◆ **The task**
Across the listing below, count the lines that mention the string "huaj". Reply with the figure only.

◆ **Data supplied**

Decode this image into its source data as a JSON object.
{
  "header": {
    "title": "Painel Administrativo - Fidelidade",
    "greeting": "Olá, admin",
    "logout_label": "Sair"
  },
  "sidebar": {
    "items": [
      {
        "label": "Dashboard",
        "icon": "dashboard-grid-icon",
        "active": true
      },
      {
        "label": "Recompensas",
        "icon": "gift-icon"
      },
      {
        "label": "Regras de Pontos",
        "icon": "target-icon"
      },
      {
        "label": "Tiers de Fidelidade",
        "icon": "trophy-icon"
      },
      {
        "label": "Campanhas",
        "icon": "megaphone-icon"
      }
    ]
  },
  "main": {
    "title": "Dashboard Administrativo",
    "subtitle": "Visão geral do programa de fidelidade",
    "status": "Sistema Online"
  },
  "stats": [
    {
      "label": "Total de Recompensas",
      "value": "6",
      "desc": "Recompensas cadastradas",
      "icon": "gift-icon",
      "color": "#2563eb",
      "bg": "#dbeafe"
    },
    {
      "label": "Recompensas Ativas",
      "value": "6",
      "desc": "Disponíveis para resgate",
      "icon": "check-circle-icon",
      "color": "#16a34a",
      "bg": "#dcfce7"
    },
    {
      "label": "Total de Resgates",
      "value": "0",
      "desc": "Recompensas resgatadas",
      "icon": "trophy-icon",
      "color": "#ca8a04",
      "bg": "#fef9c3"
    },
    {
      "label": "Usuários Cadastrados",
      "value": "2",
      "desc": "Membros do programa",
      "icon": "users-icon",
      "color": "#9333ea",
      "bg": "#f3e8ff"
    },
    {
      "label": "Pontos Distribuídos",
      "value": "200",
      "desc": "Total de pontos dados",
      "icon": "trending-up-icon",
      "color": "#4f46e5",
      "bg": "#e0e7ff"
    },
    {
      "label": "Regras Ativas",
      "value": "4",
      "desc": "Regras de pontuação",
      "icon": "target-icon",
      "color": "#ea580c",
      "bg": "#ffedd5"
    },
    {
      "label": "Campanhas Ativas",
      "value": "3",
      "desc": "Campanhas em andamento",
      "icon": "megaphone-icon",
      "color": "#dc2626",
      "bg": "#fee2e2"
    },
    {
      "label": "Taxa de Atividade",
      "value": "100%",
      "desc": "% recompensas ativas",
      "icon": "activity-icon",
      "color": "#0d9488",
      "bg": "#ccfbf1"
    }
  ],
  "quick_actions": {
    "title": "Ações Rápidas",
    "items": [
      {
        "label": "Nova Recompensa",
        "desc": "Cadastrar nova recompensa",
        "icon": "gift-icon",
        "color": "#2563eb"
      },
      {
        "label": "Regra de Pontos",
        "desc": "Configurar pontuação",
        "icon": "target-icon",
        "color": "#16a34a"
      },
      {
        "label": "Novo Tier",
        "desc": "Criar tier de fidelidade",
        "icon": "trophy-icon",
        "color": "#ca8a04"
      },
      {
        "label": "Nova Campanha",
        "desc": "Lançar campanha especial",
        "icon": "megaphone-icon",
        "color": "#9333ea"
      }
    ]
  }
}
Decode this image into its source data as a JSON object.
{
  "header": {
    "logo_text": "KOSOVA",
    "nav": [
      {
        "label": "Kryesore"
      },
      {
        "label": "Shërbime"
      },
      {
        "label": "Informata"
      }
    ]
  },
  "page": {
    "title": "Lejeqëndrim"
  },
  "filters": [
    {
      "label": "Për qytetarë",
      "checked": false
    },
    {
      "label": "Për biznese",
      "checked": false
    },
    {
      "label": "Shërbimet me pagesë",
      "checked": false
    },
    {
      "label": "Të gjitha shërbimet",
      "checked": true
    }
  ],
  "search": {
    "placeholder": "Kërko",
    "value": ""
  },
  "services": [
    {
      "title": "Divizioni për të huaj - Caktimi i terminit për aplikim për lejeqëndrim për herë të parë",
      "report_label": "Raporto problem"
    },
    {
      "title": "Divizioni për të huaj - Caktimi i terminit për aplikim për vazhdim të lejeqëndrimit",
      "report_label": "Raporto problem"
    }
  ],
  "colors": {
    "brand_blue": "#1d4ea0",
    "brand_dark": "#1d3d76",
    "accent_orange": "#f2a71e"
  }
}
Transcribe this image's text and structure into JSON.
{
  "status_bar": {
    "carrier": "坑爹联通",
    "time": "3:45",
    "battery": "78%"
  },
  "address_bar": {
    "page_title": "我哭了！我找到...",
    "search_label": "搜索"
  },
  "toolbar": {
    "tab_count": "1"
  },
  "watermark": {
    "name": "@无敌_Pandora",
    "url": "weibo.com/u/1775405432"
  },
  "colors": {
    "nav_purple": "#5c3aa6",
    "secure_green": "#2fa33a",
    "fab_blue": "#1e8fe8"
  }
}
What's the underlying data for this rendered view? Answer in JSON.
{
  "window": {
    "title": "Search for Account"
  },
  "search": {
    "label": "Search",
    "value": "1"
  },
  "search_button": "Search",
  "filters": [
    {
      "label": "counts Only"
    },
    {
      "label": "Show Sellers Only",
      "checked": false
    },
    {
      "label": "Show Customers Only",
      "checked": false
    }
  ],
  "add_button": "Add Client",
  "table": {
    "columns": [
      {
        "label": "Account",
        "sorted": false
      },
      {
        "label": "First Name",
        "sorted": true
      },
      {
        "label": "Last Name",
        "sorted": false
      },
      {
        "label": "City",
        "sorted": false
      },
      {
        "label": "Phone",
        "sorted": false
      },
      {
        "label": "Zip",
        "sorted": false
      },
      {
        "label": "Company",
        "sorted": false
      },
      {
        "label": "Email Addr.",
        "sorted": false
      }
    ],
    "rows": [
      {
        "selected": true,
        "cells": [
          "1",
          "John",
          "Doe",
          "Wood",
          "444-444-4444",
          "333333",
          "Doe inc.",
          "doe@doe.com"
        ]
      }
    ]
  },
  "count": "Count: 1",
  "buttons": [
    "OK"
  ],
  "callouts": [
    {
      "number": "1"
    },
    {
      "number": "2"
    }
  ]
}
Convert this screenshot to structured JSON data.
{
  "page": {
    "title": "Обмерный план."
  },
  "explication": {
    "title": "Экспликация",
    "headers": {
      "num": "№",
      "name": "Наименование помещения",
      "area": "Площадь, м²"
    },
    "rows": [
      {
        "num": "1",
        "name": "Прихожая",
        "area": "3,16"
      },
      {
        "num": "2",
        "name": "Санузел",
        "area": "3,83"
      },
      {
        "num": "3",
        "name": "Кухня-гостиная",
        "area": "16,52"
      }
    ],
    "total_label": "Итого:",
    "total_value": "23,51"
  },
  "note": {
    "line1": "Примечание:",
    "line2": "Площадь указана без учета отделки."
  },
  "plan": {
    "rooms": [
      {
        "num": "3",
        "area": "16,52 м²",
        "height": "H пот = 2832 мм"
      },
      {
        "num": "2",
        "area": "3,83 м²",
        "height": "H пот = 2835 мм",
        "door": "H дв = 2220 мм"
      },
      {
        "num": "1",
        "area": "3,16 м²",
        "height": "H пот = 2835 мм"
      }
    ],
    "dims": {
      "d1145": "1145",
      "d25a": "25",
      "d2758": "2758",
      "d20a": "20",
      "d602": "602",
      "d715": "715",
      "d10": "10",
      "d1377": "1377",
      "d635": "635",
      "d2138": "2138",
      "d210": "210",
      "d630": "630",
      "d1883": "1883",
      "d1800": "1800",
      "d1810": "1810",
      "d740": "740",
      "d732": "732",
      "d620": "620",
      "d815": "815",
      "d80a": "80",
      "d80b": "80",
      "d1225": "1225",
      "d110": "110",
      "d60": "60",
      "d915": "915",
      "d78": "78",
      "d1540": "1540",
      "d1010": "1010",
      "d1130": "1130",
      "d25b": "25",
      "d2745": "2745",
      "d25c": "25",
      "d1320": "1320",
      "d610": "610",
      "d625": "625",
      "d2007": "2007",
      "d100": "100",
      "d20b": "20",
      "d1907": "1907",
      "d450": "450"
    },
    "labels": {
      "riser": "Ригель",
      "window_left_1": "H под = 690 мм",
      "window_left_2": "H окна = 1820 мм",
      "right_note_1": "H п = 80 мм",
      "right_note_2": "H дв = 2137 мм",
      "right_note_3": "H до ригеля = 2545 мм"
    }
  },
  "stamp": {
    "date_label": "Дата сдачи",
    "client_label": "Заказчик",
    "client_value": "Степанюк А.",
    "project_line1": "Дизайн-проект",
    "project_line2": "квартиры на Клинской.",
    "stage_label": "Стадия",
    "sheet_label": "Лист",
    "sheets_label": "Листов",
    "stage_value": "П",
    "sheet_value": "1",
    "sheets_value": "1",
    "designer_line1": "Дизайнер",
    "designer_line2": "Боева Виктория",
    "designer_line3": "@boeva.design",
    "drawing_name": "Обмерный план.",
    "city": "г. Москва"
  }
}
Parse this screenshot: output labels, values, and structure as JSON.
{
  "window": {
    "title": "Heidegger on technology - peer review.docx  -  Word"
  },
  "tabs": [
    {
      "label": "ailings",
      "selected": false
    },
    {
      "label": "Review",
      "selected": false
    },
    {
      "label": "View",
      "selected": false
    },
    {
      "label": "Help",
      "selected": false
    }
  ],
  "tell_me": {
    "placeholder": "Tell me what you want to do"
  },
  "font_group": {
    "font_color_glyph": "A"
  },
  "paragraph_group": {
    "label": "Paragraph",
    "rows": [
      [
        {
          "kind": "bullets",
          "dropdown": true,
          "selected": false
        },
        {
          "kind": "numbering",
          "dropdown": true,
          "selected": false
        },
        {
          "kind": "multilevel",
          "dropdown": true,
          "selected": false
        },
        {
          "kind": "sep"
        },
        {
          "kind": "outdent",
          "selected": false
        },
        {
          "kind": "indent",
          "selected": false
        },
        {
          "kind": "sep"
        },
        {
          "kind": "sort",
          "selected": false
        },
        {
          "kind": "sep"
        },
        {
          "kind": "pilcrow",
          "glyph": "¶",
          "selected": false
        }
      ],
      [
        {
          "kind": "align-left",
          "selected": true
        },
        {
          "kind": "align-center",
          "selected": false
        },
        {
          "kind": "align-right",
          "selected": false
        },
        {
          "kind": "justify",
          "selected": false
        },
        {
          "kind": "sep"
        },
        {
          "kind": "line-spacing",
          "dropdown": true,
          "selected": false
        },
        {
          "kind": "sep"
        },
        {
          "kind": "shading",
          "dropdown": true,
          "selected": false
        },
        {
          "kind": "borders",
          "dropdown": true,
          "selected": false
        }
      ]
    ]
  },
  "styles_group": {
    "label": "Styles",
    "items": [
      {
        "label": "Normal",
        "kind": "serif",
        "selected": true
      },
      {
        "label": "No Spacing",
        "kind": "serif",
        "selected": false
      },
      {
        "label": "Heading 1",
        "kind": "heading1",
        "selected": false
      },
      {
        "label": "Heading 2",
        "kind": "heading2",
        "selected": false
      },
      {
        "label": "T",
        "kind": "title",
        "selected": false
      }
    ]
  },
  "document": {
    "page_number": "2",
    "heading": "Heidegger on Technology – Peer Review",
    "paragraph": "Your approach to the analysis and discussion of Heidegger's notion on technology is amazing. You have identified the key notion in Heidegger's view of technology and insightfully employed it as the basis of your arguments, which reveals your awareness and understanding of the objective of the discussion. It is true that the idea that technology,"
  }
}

◆ **Complete output**
2